##### Supplied entries

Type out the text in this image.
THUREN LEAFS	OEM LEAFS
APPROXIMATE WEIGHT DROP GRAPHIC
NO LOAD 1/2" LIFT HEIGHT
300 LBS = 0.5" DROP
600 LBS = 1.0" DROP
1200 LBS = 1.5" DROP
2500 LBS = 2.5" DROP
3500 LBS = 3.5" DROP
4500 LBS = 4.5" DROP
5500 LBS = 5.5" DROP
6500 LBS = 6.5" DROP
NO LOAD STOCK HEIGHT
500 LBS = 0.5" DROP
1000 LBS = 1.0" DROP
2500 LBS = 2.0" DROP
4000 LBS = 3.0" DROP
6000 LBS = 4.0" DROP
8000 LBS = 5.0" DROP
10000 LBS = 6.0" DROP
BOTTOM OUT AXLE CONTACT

##########

(Goal) Extract each entry in full and write it down exactly.

(Answer to this problem)
Type out the text in this image.
THUREN LEAFS	OEM LEAFS
APPROXIMATE WEIGHT DROP GRAPHIC
NO LOAD 1/2" LIFT HEIGHT
300 LBS = 0.5" DROP
600 LBS = 1.0" DROP
1200 LBS = 1.5" DROP
2500 LBS = 2.5" DROP
3500 LBS = 3.5" DROP
4500 LBS = 4.5" DROP
5500 LBS = 5.5" DROP
6500 LBS = 6.5" DROP
NO LOAD STOCK HEIGHT
500 LBS = 0.5" DROP
1000 LBS = 1.0" DROP
2500 LBS = 2.0" DROP
4000 LBS = 3.0" DROP
6000 LBS = 4.0" DROP
8000 LBS = 5.0" DROP
10000 LBS = 6.0" DROP
BOTTOM OUT AXLE CONTACT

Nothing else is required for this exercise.